In your copy, reproduce the entries exactly as they are, minus the images.

Records for the exercise:
----------------
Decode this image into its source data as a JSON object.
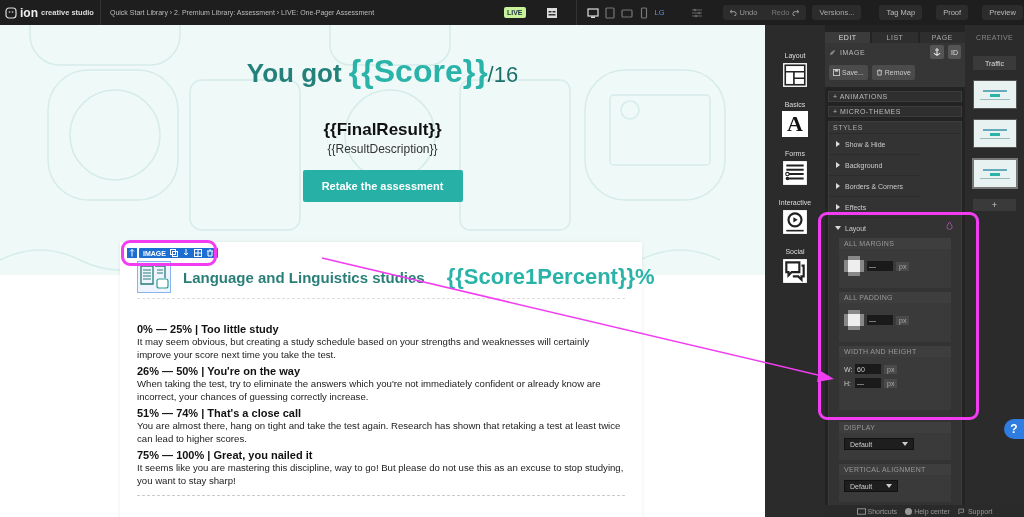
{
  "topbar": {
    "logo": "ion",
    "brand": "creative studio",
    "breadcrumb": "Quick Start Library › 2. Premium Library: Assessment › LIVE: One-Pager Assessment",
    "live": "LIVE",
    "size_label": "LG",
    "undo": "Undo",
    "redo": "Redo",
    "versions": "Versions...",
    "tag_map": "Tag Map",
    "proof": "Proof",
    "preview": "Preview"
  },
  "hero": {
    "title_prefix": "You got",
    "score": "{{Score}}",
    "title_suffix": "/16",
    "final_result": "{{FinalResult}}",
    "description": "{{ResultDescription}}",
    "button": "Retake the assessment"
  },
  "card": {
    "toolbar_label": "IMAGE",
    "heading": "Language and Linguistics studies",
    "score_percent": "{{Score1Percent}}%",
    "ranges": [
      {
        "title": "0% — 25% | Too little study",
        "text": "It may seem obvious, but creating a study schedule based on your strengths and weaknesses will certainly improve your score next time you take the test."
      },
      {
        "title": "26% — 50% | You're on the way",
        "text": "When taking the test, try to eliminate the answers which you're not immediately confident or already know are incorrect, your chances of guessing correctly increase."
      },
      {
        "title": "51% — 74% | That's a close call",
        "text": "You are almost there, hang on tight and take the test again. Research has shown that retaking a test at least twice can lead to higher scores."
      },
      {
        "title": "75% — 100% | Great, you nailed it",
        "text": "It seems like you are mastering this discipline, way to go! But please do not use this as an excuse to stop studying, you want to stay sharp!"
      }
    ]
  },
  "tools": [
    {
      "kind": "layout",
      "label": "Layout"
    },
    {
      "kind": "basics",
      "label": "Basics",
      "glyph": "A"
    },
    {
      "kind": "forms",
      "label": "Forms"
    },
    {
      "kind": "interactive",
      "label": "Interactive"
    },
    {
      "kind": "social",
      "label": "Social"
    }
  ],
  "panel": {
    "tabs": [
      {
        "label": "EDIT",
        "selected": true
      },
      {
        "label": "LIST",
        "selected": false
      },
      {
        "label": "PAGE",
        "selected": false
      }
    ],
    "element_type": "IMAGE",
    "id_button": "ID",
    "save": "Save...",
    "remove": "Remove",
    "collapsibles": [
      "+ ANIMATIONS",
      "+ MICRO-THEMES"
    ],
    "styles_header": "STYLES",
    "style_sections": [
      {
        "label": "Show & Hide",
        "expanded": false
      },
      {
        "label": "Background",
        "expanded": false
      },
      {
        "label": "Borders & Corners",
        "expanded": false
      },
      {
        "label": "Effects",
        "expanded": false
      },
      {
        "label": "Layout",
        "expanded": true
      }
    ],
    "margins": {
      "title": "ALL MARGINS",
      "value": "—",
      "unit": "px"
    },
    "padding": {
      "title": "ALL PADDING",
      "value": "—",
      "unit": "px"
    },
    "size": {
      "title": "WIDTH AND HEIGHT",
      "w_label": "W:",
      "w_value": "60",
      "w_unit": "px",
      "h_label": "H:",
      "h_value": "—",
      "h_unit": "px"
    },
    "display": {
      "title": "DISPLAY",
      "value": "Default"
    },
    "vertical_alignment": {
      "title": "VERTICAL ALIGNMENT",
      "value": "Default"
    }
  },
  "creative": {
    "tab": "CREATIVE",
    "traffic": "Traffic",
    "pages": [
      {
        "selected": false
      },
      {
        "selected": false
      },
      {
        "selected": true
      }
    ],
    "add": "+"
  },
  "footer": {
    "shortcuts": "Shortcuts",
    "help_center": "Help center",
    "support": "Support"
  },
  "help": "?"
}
----------------
Solution for this task:
Decode this image into its source data as a JSON object.
{
  "topbar": {
    "logo": "ion",
    "brand": "creative studio",
    "breadcrumb": "Quick Start Library › 2. Premium Library: Assessment › LIVE: One-Pager Assessment",
    "live": "LIVE",
    "size_label": "LG",
    "undo": "Undo",
    "redo": "Redo",
    "versions": "Versions...",
    "tag_map": "Tag Map",
    "proof": "Proof",
    "preview": "Preview"
  },
  "hero": {
    "title_prefix": "You got",
    "score": "{{Score}}",
    "title_suffix": "/16",
    "final_result": "{{FinalResult}}",
    "description": "{{ResultDescription}}",
    "button": "Retake the assessment"
  },
  "card": {
    "toolbar_label": "IMAGE",
    "heading": "Language and Linguistics studies",
    "score_percent": "{{Score1Percent}}%",
    "ranges": [
      {
        "title": "0% — 25% | Too little study",
        "text": "It may seem obvious, but creating a study schedule based on your strengths and weaknesses will certainly improve your score next time you take the test."
      },
      {
        "title": "26% — 50% | You're on the way",
        "text": "When taking the test, try to eliminate the answers which you're not immediately confident or already know are incorrect, your chances of guessing correctly increase."
      },
      {
        "title": "51% — 74% | That's a close call",
        "text": "You are almost there, hang on tight and take the test again. Research has shown that retaking a test at least twice can lead to higher scores."
      },
      {
        "title": "75% — 100% | Great, you nailed it",
        "text": "It seems like you are mastering this discipline, way to go! But please do not use this as an excuse to stop studying, you want to stay sharp!"
      }
    ]
  },
  "tools": [
    {
      "kind": "layout",
      "label": "Layout"
    },
    {
      "kind": "basics",
      "label": "Basics",
      "glyph": "A"
    },
    {
      "kind": "forms",
      "label": "Forms"
    },
    {
      "kind": "interactive",
      "label": "Interactive"
    },
    {
      "kind": "social",
      "label": "Social"
    }
  ],
  "panel": {
    "tabs": [
      {
        "label": "EDIT",
        "selected": true
      },
      {
        "label": "LIST",
        "selected": false
      },
      {
        "label": "PAGE",
        "selected": false
      }
    ],
    "element_type": "IMAGE",
    "id_button": "ID",
    "save": "Save...",
    "remove": "Remove",
    "collapsibles": [
      "+ ANIMATIONS",
      "+ MICRO-THEMES"
    ],
    "styles_header": "STYLES",
    "style_sections": [
      {
        "label": "Show & Hide",
        "expanded": false
      },
      {
        "label": "Background",
        "expanded": false
      },
      {
        "label": "Borders & Corners",
        "expanded": false
      },
      {
        "label": "Effects",
        "expanded": false
      },
      {
        "label": "Layout",
        "expanded": true
      }
    ],
    "margins": {
      "title": "ALL MARGINS",
      "value": "—",
      "unit": "px"
    },
    "padding": {
      "title": "ALL PADDING",
      "value": "—",
      "unit": "px"
    },
    "size": {
      "title": "WIDTH AND HEIGHT",
      "w_label": "W:",
      "w_value": "60",
      "w_unit": "px",
      "h_label": "H:",
      "h_value": "—",
      "h_unit": "px"
    },
    "display": {
      "title": "DISPLAY",
      "value": "Default"
    },
    "vertical_alignment": {
      "title": "VERTICAL ALIGNMENT",
      "value": "Default"
    }
  },
  "creative": {
    "tab": "CREATIVE",
    "traffic": "Traffic",
    "pages": [
      {
        "selected": false
      },
      {
        "selected": false
      },
      {
        "selected": true
      }
    ],
    "add": "+"
  },
  "footer": {
    "shortcuts": "Shortcuts",
    "help_center": "Help center",
    "support": "Support"
  },
  "help": "?"
}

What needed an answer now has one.